**Esercizio**
Riproduci parola per parola il passo del testo sulla Trasfigurazione che comincia con "Dio si rivela" e prosegue fino a "all'ascolto del Figlio.".

**Documento di origine**
————

L'episodio della Trasfigurazione di Gesù si trova al centro di questa seconda domenica di quaresima. E' per portarci a riflettere sul destino di trasfigurazione a cui siamo tutti chiamati. Il racconto della Trasfigurazione di Gesù è la seconda rivelazione della sua identità filiale. La prima è avvenuta in occasione del suo battesimo.

Dio si rivela all’uomo per attirarlo a sé

Gn 15,5-12.17-18; Salmo 26; Fil 3,17 - 4,1; Lc 9,28-36

L'episodio della Trasfigurazione di Gesù si trova al centro di questa seconda domenica di quaresima. E' per portarci a riflettere sul destino di trasfigurazione a cui siamo tutti chiamati. Il racconto della Trasfigurazione di Gesù è la seconda rivelazione della sua identità filiale. La prima è avvenuta in occasione del suo battesimo. In tutti e due gli eventi, la voce del Padre presenta Gesù come suo Figlio. La novità (rispetto alla teofania del battesimo) di questa seconda ed ultima volta che il Padre parla è l'appellativo "eletto" e l'invito all'ascolto del Figlio.

————

**Dati registrati**

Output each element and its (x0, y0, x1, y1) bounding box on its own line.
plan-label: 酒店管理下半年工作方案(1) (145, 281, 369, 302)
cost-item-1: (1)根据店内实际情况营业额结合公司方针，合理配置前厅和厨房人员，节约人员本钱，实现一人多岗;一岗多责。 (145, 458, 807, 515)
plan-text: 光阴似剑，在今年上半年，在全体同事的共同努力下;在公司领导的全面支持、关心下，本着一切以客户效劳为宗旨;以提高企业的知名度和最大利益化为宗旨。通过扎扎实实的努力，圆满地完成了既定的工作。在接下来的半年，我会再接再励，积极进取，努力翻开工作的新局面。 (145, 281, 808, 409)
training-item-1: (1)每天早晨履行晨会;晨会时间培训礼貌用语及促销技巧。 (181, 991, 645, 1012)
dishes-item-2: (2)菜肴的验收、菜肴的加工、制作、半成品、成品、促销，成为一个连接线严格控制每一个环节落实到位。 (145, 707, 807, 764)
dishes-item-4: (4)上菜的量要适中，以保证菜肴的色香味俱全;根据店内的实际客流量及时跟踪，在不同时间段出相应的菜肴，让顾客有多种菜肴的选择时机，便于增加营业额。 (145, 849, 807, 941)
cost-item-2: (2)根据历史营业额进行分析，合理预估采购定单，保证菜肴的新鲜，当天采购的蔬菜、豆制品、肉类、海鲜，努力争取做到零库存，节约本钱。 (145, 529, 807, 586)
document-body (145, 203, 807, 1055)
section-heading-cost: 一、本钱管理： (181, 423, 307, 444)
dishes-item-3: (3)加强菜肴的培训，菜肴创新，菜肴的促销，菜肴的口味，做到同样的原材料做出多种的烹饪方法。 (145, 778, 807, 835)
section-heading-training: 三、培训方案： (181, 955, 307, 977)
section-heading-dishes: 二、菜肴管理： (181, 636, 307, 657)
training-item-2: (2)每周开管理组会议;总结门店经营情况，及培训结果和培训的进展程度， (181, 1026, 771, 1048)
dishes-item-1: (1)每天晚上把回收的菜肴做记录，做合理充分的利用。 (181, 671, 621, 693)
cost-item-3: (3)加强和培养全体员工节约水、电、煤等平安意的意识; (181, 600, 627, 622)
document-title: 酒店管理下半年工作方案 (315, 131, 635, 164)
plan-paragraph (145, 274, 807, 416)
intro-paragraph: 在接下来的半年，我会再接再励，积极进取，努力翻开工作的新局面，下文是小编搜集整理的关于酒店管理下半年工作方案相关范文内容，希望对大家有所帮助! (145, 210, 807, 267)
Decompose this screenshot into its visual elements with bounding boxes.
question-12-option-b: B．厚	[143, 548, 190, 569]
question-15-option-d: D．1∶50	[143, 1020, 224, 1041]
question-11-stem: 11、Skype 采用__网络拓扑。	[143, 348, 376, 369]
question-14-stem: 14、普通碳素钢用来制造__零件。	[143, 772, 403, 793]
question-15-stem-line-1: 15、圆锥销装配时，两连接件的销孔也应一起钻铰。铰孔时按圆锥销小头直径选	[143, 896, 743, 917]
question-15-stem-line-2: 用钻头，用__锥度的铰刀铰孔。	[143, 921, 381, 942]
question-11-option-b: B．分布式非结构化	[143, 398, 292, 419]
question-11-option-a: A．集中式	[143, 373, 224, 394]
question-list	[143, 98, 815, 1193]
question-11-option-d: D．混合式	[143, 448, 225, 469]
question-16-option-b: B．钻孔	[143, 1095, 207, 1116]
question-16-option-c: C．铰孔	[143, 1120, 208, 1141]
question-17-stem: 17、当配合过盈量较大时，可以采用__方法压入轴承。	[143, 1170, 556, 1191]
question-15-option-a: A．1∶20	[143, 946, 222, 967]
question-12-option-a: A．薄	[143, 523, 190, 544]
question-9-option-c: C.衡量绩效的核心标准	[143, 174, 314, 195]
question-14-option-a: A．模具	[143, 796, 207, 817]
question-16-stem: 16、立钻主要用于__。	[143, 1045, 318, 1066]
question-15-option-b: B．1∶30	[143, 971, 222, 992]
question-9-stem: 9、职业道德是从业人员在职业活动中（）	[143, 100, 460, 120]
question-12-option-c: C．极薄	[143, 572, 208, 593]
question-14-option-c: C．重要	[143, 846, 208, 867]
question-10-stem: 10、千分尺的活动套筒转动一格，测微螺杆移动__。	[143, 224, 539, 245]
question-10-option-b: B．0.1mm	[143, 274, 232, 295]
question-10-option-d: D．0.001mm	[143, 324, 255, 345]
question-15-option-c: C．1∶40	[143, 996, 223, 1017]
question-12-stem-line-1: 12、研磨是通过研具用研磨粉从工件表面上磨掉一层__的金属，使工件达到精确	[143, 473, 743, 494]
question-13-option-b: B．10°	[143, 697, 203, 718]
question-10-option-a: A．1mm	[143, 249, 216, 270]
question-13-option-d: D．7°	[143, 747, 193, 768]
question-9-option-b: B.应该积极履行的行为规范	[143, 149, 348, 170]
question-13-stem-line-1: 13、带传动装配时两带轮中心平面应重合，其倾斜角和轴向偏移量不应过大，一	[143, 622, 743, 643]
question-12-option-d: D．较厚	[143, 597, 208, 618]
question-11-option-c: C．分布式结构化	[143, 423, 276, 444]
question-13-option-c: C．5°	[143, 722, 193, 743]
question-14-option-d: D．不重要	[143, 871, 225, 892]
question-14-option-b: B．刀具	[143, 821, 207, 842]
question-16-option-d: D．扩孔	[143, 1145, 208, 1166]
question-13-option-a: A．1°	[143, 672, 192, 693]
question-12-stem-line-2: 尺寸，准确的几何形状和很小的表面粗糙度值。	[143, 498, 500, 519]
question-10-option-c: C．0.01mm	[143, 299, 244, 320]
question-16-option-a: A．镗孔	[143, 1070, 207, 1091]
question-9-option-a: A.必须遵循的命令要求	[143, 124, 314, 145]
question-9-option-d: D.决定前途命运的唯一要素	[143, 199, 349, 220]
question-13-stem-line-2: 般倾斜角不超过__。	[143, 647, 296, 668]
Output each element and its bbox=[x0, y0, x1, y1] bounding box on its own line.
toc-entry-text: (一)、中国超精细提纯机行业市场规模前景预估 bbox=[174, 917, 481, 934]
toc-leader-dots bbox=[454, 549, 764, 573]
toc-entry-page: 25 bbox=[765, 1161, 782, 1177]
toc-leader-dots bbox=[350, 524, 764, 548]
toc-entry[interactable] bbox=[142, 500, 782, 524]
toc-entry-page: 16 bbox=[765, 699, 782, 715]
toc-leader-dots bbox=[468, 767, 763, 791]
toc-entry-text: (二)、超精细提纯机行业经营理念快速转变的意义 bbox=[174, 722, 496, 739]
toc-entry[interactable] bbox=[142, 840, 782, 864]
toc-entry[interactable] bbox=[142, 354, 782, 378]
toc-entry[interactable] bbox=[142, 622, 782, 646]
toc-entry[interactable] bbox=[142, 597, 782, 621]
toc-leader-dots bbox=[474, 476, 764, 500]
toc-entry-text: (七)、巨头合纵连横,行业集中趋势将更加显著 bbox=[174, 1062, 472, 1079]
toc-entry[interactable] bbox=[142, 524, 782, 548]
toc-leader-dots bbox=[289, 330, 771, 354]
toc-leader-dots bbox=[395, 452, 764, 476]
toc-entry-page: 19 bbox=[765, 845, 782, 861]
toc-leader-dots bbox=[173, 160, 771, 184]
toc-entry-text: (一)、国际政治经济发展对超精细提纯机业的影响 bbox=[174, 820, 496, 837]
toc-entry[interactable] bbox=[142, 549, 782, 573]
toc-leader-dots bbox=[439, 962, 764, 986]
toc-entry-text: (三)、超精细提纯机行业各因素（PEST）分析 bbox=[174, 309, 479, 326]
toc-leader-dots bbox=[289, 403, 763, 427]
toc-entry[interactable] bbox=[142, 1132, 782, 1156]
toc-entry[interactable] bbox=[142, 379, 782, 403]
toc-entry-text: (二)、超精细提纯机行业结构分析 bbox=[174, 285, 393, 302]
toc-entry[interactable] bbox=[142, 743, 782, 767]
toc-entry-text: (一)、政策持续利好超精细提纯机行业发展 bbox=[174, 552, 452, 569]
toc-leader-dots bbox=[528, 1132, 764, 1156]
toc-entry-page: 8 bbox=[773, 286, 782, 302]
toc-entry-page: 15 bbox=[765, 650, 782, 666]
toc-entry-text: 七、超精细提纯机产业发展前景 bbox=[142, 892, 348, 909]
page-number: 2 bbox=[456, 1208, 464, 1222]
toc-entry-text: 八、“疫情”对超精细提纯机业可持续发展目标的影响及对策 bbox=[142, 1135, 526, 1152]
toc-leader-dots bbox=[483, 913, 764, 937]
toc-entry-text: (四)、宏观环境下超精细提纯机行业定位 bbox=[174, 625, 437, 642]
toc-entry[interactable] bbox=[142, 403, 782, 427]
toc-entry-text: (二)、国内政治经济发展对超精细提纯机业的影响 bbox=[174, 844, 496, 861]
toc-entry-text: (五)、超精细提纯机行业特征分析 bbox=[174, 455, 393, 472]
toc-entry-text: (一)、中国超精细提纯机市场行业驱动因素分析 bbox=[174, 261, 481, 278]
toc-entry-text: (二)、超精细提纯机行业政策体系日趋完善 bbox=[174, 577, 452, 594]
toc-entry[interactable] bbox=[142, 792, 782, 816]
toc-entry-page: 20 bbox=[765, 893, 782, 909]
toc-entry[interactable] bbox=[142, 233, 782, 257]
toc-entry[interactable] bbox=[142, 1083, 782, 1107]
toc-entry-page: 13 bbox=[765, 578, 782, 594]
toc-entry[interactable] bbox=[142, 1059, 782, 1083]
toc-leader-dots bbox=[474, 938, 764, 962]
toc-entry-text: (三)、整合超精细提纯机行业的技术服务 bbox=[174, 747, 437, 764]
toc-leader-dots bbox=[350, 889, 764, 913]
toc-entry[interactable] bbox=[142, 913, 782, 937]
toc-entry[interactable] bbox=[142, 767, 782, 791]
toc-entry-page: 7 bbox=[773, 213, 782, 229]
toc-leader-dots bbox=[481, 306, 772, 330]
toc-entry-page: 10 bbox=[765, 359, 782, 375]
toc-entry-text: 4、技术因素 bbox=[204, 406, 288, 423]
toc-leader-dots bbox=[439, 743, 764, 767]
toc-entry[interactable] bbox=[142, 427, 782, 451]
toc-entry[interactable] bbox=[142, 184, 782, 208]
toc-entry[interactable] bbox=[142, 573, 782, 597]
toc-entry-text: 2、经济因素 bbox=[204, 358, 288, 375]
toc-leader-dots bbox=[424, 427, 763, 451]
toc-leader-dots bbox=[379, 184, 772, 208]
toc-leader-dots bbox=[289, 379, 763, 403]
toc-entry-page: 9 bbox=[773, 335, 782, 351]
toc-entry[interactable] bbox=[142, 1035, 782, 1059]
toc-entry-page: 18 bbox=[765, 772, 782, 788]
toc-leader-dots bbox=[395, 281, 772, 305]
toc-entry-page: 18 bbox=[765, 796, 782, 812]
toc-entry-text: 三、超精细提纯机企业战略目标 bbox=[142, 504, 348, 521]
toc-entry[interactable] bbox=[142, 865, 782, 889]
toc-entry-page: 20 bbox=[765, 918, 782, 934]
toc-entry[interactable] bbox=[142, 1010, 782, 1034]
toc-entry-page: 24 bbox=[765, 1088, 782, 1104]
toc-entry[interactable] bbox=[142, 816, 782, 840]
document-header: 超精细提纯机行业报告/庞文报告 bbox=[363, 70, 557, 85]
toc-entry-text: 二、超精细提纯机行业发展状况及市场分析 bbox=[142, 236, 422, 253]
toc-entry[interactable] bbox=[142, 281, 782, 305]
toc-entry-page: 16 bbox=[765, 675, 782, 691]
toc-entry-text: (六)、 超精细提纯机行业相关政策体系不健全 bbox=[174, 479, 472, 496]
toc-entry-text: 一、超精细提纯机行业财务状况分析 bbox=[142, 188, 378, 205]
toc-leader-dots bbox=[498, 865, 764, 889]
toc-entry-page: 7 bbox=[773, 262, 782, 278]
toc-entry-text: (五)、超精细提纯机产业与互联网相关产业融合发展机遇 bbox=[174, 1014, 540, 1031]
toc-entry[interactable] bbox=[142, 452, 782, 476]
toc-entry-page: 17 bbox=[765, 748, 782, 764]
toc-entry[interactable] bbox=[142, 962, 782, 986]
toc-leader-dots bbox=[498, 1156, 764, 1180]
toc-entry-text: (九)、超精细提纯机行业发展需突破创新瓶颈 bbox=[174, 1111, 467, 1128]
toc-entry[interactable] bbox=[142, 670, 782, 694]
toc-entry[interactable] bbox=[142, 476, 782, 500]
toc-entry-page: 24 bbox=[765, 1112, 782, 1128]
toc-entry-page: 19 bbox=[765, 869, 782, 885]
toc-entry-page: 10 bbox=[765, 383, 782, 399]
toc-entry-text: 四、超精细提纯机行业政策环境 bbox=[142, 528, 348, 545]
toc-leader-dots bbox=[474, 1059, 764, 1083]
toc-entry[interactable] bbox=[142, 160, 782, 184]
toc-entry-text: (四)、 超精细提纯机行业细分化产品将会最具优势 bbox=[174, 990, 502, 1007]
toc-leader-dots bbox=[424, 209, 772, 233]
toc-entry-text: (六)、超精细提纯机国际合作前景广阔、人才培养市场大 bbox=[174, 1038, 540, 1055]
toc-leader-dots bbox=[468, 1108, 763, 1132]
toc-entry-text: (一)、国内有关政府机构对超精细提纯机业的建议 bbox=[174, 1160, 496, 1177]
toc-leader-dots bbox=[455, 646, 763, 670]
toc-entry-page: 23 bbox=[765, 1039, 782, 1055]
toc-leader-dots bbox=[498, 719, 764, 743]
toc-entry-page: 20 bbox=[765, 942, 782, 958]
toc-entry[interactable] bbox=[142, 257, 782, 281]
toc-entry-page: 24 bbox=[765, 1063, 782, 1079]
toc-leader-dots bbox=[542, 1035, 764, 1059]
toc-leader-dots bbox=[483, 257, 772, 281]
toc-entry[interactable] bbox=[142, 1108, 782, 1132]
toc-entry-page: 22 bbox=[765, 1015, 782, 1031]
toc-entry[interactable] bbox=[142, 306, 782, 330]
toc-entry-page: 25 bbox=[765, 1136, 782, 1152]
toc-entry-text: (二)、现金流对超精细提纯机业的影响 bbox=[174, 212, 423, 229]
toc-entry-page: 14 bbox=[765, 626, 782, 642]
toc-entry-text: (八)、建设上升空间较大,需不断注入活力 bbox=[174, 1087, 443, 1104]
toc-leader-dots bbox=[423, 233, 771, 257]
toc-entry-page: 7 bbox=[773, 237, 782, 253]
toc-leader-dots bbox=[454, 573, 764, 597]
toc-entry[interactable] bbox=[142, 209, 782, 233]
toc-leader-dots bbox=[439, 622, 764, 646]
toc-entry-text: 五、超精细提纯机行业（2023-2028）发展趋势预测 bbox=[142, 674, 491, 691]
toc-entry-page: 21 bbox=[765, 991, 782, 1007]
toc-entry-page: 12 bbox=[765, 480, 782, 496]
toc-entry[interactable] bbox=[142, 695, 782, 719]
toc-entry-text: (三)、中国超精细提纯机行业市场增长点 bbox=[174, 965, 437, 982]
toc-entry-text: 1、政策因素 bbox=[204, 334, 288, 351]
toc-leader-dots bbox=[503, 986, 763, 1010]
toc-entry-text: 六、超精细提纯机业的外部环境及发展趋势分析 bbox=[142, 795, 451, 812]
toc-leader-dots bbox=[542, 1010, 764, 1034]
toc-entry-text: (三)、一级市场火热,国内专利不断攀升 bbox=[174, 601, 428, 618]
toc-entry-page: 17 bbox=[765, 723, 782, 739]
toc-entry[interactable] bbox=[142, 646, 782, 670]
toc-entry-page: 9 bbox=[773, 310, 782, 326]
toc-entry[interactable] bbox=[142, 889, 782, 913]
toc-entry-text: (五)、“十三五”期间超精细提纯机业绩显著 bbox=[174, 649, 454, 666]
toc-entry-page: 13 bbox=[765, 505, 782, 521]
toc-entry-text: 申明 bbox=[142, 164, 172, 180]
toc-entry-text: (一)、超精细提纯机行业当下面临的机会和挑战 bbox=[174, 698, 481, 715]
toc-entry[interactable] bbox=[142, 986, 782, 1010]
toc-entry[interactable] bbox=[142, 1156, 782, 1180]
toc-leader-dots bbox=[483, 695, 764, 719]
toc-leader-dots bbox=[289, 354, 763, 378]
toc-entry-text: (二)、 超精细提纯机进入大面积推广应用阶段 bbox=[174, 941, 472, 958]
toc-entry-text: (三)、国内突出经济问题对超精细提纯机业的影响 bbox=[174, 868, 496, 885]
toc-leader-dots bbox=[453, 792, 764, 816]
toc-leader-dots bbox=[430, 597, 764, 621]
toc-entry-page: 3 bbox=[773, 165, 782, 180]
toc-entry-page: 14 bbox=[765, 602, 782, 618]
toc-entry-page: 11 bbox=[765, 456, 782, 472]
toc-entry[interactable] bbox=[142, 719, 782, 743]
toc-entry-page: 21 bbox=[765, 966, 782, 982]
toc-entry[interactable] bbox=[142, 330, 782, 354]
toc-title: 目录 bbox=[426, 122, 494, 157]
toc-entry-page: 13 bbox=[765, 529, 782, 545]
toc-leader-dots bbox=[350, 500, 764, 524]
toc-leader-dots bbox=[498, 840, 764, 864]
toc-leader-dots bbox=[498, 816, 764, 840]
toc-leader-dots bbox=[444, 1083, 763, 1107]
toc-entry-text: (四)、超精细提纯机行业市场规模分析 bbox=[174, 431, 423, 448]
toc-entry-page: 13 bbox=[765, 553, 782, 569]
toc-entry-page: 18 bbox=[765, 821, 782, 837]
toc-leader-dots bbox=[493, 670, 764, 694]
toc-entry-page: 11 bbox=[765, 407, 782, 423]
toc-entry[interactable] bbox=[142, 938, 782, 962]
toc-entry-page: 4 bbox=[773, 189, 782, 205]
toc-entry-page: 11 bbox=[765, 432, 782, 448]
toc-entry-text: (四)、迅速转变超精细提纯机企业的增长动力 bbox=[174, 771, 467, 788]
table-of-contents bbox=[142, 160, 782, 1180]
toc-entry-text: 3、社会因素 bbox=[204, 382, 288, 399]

————

**Risultato dell'esercizio**
Dio si rivela all’uomo per attirarlo a sé

Gn 15,5-12.17-18; Salmo 26; Fil 3,17 - 4,1; Lc 9,28-36

L'episodio della Trasfigurazione di Gesù si trova al centro di questa seconda domenica di quaresima. E' per portarci a riflettere sul destino di trasfigurazione a cui siamo tutti chiamati. Il racconto della Trasfigurazione di Gesù è la seconda rivelazione della sua identità filiale. La prima è avvenuta in occasione del suo battesimo. In tutti e due gli eventi, la voce del Padre presenta Gesù come suo Figlio. La novità (rispetto alla teofania del battesimo) di questa seconda ed ultima volta che il Padre parla è l'appellativo "eletto" e l'invito all'ascolto del Figlio.